(PROVIDED ENTRIES):
※ ※ ※

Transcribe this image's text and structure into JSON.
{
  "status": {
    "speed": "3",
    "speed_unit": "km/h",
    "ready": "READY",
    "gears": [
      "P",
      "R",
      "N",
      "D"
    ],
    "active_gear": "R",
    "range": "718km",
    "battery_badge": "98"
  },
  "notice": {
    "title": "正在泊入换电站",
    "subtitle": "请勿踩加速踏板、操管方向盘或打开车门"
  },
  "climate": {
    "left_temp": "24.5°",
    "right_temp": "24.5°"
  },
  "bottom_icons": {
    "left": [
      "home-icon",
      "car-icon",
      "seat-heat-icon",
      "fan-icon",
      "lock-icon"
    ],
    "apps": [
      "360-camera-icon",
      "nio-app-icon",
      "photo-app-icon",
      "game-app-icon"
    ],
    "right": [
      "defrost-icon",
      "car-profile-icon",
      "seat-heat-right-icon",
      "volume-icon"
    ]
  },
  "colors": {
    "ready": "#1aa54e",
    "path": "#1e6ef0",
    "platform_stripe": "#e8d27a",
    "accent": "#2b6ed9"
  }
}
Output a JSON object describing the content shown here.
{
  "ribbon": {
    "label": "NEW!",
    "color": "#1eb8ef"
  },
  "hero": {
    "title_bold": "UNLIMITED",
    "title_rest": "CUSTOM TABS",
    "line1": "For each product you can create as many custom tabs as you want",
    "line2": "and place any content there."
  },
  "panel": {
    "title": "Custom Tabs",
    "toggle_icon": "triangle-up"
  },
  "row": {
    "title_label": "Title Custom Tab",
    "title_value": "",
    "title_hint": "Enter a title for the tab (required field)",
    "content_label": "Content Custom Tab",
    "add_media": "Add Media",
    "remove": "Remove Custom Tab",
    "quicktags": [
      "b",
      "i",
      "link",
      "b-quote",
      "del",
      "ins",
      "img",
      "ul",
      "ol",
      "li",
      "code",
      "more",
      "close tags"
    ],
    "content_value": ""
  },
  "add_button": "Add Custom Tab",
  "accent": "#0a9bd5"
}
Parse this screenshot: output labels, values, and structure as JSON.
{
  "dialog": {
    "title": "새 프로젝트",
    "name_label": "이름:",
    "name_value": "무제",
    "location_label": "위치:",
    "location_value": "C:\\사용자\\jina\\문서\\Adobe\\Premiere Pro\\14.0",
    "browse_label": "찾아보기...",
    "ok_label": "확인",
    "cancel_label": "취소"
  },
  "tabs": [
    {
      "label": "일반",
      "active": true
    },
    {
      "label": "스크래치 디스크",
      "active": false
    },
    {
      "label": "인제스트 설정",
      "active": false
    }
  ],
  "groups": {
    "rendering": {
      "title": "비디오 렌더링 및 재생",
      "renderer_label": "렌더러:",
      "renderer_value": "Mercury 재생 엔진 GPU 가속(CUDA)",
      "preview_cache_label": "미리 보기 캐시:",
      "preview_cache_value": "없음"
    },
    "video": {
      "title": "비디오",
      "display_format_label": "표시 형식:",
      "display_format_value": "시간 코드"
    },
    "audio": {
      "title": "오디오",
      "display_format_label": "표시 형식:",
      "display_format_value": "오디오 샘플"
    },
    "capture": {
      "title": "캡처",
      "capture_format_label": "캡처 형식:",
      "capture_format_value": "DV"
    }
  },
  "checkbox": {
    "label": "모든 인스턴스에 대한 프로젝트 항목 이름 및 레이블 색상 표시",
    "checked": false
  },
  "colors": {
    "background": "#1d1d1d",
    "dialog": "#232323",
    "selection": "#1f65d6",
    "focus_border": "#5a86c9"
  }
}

※ ※ ※

(GOAL OF THE EXERCISE):
Repeat the listing above without any change.

(FULL ANSWER):
Transcribe this image's text and structure into JSON.
{
  "status": {
    "speed": "3",
    "speed_unit": "km/h",
    "ready": "READY",
    "gears": [
      "P",
      "R",
      "N",
      "D"
    ],
    "active_gear": "R",
    "range": "718km",
    "battery_badge": "98"
  },
  "notice": {
    "title": "正在泊入换电站",
    "subtitle": "请勿踩加速踏板、操管方向盘或打开车门"
  },
  "climate": {
    "left_temp": "24.5°",
    "right_temp": "24.5°"
  },
  "bottom_icons": {
    "left": [
      "home-icon",
      "car-icon",
      "seat-heat-icon",
      "fan-icon",
      "lock-icon"
    ],
    "apps": [
      "360-camera-icon",
      "nio-app-icon",
      "photo-app-icon",
      "game-app-icon"
    ],
    "right": [
      "defrost-icon",
      "car-profile-icon",
      "seat-heat-right-icon",
      "volume-icon"
    ]
  },
  "colors": {
    "ready": "#1aa54e",
    "path": "#1e6ef0",
    "platform_stripe": "#e8d27a",
    "accent": "#2b6ed9"
  }
}
Output a JSON object describing the content shown here.
{
  "ribbon": {
    "label": "NEW!",
    "color": "#1eb8ef"
  },
  "hero": {
    "title_bold": "UNLIMITED",
    "title_rest": "CUSTOM TABS",
    "line1": "For each product you can create as many custom tabs as you want",
    "line2": "and place any content there."
  },
  "panel": {
    "title": "Custom Tabs",
    "toggle_icon": "triangle-up"
  },
  "row": {
    "title_label": "Title Custom Tab",
    "title_value": "",
    "title_hint": "Enter a title for the tab (required field)",
    "content_label": "Content Custom Tab",
    "add_media": "Add Media",
    "remove": "Remove Custom Tab",
    "quicktags": [
      "b",
      "i",
      "link",
      "b-quote",
      "del",
      "ins",
      "img",
      "ul",
      "ol",
      "li",
      "code",
      "more",
      "close tags"
    ],
    "content_value": ""
  },
  "add_button": "Add Custom Tab",
  "accent": "#0a9bd5"
}
Parse this screenshot: output labels, values, and structure as JSON.
{
  "dialog": {
    "title": "새 프로젝트",
    "name_label": "이름:",
    "name_value": "무제",
    "location_label": "위치:",
    "location_value": "C:\\사용자\\jina\\문서\\Adobe\\Premiere Pro\\14.0",
    "browse_label": "찾아보기...",
    "ok_label": "확인",
    "cancel_label": "취소"
  },
  "tabs": [
    {
      "label": "일반",
      "active": true
    },
    {
      "label": "스크래치 디스크",
      "active": false
    },
    {
      "label": "인제스트 설정",
      "active": false
    }
  ],
  "groups": {
    "rendering": {
      "title": "비디오 렌더링 및 재생",
      "renderer_label": "렌더러:",
      "renderer_value": "Mercury 재생 엔진 GPU 가속(CUDA)",
      "preview_cache_label": "미리 보기 캐시:",
      "preview_cache_value": "없음"
    },
    "video": {
      "title": "비디오",
      "display_format_label": "표시 형식:",
      "display_format_value": "시간 코드"
    },
    "audio": {
      "title": "오디오",
      "display_format_label": "표시 형식:",
      "display_format_value": "오디오 샘플"
    },
    "capture": {
      "title": "캡처",
      "capture_format_label": "캡처 형식:",
      "capture_format_value": "DV"
    }
  },
  "checkbox": {
    "label": "모든 인스턴스에 대한 프로젝트 항목 이름 및 레이블 색상 표시",
    "checked": false
  },
  "colors": {
    "background": "#1d1d1d",
    "dialog": "#232323",
    "selection": "#1f65d6",
    "focus_border": "#5a86c9"
  }
}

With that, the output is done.